____ DATASET ROWS

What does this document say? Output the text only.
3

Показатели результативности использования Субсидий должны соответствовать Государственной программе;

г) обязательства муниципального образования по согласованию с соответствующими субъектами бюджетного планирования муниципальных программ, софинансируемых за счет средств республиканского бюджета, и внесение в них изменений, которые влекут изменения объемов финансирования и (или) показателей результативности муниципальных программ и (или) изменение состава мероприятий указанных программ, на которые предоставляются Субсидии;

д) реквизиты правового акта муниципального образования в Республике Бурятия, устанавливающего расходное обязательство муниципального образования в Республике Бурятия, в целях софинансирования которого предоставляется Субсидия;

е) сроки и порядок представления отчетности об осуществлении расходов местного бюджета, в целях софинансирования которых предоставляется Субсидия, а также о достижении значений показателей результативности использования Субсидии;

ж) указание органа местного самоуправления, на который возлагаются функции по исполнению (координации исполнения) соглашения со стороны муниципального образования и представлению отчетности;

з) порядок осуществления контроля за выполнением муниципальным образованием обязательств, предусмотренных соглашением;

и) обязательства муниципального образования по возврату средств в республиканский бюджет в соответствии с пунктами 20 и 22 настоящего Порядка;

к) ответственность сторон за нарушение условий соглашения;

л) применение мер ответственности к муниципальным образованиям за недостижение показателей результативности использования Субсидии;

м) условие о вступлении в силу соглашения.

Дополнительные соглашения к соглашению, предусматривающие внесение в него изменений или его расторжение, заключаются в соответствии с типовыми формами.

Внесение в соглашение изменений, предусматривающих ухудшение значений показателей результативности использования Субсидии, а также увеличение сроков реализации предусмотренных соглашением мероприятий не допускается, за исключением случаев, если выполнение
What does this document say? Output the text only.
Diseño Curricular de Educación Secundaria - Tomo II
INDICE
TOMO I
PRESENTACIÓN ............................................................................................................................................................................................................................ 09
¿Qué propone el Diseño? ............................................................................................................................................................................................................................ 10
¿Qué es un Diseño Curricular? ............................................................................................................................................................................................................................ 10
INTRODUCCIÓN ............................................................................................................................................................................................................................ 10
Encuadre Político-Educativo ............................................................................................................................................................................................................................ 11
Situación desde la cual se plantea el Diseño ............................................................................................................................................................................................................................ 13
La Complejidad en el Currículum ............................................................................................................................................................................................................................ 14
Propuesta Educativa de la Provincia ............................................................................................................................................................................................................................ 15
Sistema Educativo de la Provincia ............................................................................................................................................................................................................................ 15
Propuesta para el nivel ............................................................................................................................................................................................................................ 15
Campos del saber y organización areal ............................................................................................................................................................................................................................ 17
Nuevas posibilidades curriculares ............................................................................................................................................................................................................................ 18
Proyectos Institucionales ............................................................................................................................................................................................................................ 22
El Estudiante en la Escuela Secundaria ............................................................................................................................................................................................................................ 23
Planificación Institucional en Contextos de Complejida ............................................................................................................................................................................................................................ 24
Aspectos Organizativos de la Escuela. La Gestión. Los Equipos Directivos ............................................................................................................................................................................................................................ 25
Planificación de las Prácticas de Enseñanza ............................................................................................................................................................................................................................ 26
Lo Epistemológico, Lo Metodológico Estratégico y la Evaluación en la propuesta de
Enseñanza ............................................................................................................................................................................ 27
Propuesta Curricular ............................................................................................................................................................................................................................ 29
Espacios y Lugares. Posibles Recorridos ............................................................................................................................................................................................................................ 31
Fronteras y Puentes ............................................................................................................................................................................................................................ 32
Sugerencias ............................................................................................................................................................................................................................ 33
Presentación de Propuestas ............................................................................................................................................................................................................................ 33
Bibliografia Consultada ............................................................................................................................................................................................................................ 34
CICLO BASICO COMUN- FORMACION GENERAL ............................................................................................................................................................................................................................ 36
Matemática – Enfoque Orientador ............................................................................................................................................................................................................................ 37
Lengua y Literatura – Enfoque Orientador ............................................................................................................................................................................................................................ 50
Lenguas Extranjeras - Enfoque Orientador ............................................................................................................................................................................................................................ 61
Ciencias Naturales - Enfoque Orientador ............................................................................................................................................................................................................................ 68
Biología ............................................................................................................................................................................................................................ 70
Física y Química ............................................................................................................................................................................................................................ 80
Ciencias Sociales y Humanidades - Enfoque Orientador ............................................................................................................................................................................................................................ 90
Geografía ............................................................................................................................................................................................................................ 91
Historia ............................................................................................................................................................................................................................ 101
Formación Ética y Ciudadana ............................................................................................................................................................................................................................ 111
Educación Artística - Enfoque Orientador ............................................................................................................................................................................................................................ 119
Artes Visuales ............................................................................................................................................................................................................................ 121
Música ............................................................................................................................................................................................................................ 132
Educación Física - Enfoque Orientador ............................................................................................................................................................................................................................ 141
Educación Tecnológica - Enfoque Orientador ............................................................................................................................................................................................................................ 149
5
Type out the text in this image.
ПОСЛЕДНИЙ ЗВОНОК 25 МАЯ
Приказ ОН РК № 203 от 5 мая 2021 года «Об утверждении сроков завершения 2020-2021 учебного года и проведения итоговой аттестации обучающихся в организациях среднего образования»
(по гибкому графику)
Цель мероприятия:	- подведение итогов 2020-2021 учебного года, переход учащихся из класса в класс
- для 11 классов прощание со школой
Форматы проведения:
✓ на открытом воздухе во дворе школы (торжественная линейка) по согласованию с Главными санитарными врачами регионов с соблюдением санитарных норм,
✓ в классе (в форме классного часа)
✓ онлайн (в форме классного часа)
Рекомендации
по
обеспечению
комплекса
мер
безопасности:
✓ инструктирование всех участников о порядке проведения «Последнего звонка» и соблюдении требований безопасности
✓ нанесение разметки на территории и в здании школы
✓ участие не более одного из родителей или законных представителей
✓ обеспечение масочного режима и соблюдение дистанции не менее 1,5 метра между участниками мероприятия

________

* PROBLEM TO SOLVE *
Look through the entries and find each line that has the string "мероприятия". Copy those lines.

* ANSWER TO THE PROBLEM *
Цель мероприятия:	- подведение итогов 2020-2021 учебного года, переход учащихся из класса в класс
✓ обеспечение масочного режима и соблюдение дистанции не менее 1,5 метра между участниками мероприятия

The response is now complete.